** START **

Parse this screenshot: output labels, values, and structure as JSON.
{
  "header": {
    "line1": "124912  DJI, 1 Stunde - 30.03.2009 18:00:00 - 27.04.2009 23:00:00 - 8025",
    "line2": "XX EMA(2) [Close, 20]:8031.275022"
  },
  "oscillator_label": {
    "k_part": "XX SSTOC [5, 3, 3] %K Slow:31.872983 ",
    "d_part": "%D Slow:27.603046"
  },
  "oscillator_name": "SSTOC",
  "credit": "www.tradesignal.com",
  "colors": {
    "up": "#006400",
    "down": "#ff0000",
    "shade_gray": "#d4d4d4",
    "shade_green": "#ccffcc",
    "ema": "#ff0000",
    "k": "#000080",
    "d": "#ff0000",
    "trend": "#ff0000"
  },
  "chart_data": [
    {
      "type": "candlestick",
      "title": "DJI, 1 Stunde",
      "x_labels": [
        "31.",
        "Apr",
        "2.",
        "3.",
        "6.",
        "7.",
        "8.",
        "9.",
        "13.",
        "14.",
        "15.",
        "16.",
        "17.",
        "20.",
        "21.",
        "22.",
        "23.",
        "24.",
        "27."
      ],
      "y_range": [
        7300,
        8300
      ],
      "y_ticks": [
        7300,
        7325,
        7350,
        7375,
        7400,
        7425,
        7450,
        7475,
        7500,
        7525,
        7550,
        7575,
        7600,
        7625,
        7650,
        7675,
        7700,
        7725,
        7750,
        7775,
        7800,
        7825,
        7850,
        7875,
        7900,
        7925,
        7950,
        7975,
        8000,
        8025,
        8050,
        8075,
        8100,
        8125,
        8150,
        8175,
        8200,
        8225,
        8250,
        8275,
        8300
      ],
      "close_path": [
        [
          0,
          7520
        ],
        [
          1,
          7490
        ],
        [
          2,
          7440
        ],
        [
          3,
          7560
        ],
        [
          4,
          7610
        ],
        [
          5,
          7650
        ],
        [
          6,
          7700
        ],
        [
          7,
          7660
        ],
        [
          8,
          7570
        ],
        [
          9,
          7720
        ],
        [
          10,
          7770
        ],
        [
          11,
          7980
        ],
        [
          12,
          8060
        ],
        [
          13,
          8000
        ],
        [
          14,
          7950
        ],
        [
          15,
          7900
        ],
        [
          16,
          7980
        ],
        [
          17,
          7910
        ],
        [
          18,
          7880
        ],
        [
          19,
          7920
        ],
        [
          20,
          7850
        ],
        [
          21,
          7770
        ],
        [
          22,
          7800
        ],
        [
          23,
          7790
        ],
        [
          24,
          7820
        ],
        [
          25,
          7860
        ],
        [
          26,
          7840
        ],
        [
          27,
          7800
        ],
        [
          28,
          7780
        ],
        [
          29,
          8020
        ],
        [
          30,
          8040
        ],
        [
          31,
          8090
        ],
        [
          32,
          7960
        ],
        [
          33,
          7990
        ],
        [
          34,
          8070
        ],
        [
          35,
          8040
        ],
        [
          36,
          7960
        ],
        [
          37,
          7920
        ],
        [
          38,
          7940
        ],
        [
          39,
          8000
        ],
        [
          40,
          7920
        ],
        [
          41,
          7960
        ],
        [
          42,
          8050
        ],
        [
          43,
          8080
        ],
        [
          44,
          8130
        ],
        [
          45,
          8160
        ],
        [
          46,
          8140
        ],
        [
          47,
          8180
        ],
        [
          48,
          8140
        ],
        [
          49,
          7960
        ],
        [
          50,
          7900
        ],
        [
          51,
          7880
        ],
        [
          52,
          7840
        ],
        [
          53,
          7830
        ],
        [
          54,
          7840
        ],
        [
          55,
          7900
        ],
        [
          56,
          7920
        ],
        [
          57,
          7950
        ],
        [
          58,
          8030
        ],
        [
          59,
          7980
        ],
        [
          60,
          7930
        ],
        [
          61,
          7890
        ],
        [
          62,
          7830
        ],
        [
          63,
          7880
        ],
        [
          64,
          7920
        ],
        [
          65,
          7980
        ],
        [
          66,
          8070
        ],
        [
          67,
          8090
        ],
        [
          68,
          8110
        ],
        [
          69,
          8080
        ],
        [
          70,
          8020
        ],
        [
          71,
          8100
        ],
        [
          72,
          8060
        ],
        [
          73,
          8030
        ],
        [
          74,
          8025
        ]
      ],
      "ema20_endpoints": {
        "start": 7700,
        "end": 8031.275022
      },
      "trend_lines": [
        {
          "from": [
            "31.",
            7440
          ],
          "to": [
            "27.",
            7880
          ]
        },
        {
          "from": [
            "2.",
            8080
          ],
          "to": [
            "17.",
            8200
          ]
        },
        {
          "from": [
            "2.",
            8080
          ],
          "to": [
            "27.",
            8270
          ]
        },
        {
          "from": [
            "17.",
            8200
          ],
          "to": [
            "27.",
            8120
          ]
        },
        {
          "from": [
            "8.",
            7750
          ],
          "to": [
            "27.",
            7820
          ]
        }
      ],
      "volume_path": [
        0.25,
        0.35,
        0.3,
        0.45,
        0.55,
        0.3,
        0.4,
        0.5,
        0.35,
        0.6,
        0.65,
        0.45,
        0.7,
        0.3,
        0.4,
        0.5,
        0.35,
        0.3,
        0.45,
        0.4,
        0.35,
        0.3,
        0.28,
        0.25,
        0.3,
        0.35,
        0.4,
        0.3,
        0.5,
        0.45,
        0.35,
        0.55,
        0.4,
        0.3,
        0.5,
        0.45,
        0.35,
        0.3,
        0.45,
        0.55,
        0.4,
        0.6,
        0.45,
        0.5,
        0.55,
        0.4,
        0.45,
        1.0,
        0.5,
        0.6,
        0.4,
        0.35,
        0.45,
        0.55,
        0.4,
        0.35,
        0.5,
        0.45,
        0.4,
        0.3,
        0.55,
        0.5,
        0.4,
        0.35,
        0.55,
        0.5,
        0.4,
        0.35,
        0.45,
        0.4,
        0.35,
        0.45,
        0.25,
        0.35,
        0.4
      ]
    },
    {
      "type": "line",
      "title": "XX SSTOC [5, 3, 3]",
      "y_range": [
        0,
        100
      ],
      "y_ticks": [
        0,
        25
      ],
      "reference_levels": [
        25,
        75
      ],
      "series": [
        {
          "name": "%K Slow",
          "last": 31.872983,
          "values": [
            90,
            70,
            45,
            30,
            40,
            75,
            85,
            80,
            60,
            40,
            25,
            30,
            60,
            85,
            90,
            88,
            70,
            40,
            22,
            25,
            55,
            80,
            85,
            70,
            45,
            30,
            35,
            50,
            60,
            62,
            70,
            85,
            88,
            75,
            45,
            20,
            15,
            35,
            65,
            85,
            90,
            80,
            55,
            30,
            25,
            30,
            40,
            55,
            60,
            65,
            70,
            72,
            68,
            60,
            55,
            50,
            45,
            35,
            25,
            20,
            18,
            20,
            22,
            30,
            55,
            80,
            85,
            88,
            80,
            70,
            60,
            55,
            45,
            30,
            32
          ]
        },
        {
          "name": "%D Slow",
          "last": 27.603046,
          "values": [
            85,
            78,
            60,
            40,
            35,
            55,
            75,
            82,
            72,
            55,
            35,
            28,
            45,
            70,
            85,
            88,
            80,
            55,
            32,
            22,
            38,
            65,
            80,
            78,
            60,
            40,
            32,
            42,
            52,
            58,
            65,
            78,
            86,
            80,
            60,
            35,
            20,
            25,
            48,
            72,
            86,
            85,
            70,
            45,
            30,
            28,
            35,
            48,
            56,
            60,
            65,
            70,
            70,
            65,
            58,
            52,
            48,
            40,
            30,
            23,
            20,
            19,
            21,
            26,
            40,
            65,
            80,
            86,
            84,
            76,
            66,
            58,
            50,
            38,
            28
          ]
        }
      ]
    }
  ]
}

** END **

YOUR OBJECTIVE
Give every line of the material again, exactly as it reads.

TASK RESULT
Parse this screenshot: output labels, values, and structure as JSON.
{
  "header": {
    "line1": "124912  DJI, 1 Stunde - 30.03.2009 18:00:00 - 27.04.2009 23:00:00 - 8025",
    "line2": "XX EMA(2) [Close, 20]:8031.275022"
  },
  "oscillator_label": {
    "k_part": "XX SSTOC [5, 3, 3] %K Slow:31.872983 ",
    "d_part": "%D Slow:27.603046"
  },
  "oscillator_name": "SSTOC",
  "credit": "www.tradesignal.com",
  "colors": {
    "up": "#006400",
    "down": "#ff0000",
    "shade_gray": "#d4d4d4",
    "shade_green": "#ccffcc",
    "ema": "#ff0000",
    "k": "#000080",
    "d": "#ff0000",
    "trend": "#ff0000"
  },
  "chart_data": [
    {
      "type": "candlestick",
      "title": "DJI, 1 Stunde",
      "x_labels": [
        "31.",
        "Apr",
        "2.",
        "3.",
        "6.",
        "7.",
        "8.",
        "9.",
        "13.",
        "14.",
        "15.",
        "16.",
        "17.",
        "20.",
        "21.",
        "22.",
        "23.",
        "24.",
        "27."
      ],
      "y_range": [
        7300,
        8300
      ],
      "y_ticks": [
        7300,
        7325,
        7350,
        7375,
        7400,
        7425,
        7450,
        7475,
        7500,
        7525,
        7550,
        7575,
        7600,
        7625,
        7650,
        7675,
        7700,
        7725,
        7750,
        7775,
        7800,
        7825,
        7850,
        7875,
        7900,
        7925,
        7950,
        7975,
        8000,
        8025,
        8050,
        8075,
        8100,
        8125,
        8150,
        8175,
        8200,
        8225,
        8250,
        8275,
        8300
      ],
      "close_path": [
        [
          0,
          7520
        ],
        [
          1,
          7490
        ],
        [
          2,
          7440
        ],
        [
          3,
          7560
        ],
        [
          4,
          7610
        ],
        [
          5,
          7650
        ],
        [
          6,
          7700
        ],
        [
          7,
          7660
        ],
        [
          8,
          7570
        ],
        [
          9,
          7720
        ],
        [
          10,
          7770
        ],
        [
          11,
          7980
        ],
        [
          12,
          8060
        ],
        [
          13,
          8000
        ],
        [
          14,
          7950
        ],
        [
          15,
          7900
        ],
        [
          16,
          7980
        ],
        [
          17,
          7910
        ],
        [
          18,
          7880
        ],
        [
          19,
          7920
        ],
        [
          20,
          7850
        ],
        [
          21,
          7770
        ],
        [
          22,
          7800
        ],
        [
          23,
          7790
        ],
        [
          24,
          7820
        ],
        [
          25,
          7860
        ],
        [
          26,
          7840
        ],
        [
          27,
          7800
        ],
        [
          28,
          7780
        ],
        [
          29,
          8020
        ],
        [
          30,
          8040
        ],
        [
          31,
          8090
        ],
        [
          32,
          7960
        ],
        [
          33,
          7990
        ],
        [
          34,
          8070
        ],
        [
          35,
          8040
        ],
        [
          36,
          7960
        ],
        [
          37,
          7920
        ],
        [
          38,
          7940
        ],
        [
          39,
          8000
        ],
        [
          40,
          7920
        ],
        [
          41,
          7960
        ],
        [
          42,
          8050
        ],
        [
          43,
          8080
        ],
        [
          44,
          8130
        ],
        [
          45,
          8160
        ],
        [
          46,
          8140
        ],
        [
          47,
          8180
        ],
        [
          48,
          8140
        ],
        [
          49,
          7960
        ],
        [
          50,
          7900
        ],
        [
          51,
          7880
        ],
        [
          52,
          7840
        ],
        [
          53,
          7830
        ],
        [
          54,
          7840
        ],
        [
          55,
          7900
        ],
        [
          56,
          7920
        ],
        [
          57,
          7950
        ],
        [
          58,
          8030
        ],
        [
          59,
          7980
        ],
        [
          60,
          7930
        ],
        [
          61,
          7890
        ],
        [
          62,
          7830
        ],
        [
          63,
          7880
        ],
        [
          64,
          7920
        ],
        [
          65,
          7980
        ],
        [
          66,
          8070
        ],
        [
          67,
          8090
        ],
        [
          68,
          8110
        ],
        [
          69,
          8080
        ],
        [
          70,
          8020
        ],
        [
          71,
          8100
        ],
        [
          72,
          8060
        ],
        [
          73,
          8030
        ],
        [
          74,
          8025
        ]
      ],
      "ema20_endpoints": {
        "start": 7700,
        "end": 8031.275022
      },
      "trend_lines": [
        {
          "from": [
            "31.",
            7440
          ],
          "to": [
            "27.",
            7880
          ]
        },
        {
          "from": [
            "2.",
            8080
          ],
          "to": [
            "17.",
            8200
          ]
        },
        {
          "from": [
            "2.",
            8080
          ],
          "to": [
            "27.",
            8270
          ]
        },
        {
          "from": [
            "17.",
            8200
          ],
          "to": [
            "27.",
            8120
          ]
        },
        {
          "from": [
            "8.",
            7750
          ],
          "to": [
            "27.",
            7820
          ]
        }
      ],
      "volume_path": [
        0.25,
        0.35,
        0.3,
        0.45,
        0.55,
        0.3,
        0.4,
        0.5,
        0.35,
        0.6,
        0.65,
        0.45,
        0.7,
        0.3,
        0.4,
        0.5,
        0.35,
        0.3,
        0.45,
        0.4,
        0.35,
        0.3,
        0.28,
        0.25,
        0.3,
        0.35,
        0.4,
        0.3,
        0.5,
        0.45,
        0.35,
        0.55,
        0.4,
        0.3,
        0.5,
        0.45,
        0.35,
        0.3,
        0.45,
        0.55,
        0.4,
        0.6,
        0.45,
        0.5,
        0.55,
        0.4,
        0.45,
        1.0,
        0.5,
        0.6,
        0.4,
        0.35,
        0.45,
        0.55,
        0.4,
        0.35,
        0.5,
        0.45,
        0.4,
        0.3,
        0.55,
        0.5,
        0.4,
        0.35,
        0.55,
        0.5,
        0.4,
        0.35,
        0.45,
        0.4,
        0.35,
        0.45,
        0.25,
        0.35,
        0.4
      ]
    },
    {
      "type": "line",
      "title": "XX SSTOC [5, 3, 3]",
      "y_range": [
        0,
        100
      ],
      "y_ticks": [
        0,
        25
      ],
      "reference_levels": [
        25,
        75
      ],
      "series": [
        {
          "name": "%K Slow",
          "last": 31.872983,
          "values": [
            90,
            70,
            45,
            30,
            40,
            75,
            85,
            80,
            60,
            40,
            25,
            30,
            60,
            85,
            90,
            88,
            70,
            40,
            22,
            25,
            55,
            80,
            85,
            70,
            45,
            30,
            35,
            50,
            60,
            62,
            70,
            85,
            88,
            75,
            45,
            20,
            15,
            35,
            65,
            85,
            90,
            80,
            55,
            30,
            25,
            30,
            40,
            55,
            60,
            65,
            70,
            72,
            68,
            60,
            55,
            50,
            45,
            35,
            25,
            20,
            18,
            20,
            22,
            30,
            55,
            80,
            85,
            88,
            80,
            70,
            60,
            55,
            45,
            30,
            32
          ]
        },
        {
          "name": "%D Slow",
          "last": 27.603046,
          "values": [
            85,
            78,
            60,
            40,
            35,
            55,
            75,
            82,
            72,
            55,
            35,
            28,
            45,
            70,
            85,
            88,
            80,
            55,
            32,
            22,
            38,
            65,
            80,
            78,
            60,
            40,
            32,
            42,
            52,
            58,
            65,
            78,
            86,
            80,
            60,
            35,
            20,
            25,
            48,
            72,
            86,
            85,
            70,
            45,
            30,
            28,
            35,
            48,
            56,
            60,
            65,
            70,
            70,
            65,
            58,
            52,
            48,
            40,
            30,
            23,
            20,
            19,
            21,
            26,
            40,
            65,
            80,
            86,
            84,
            76,
            66,
            58,
            50,
            38,
            28
          ]
        }
      ]
    }
  ]
}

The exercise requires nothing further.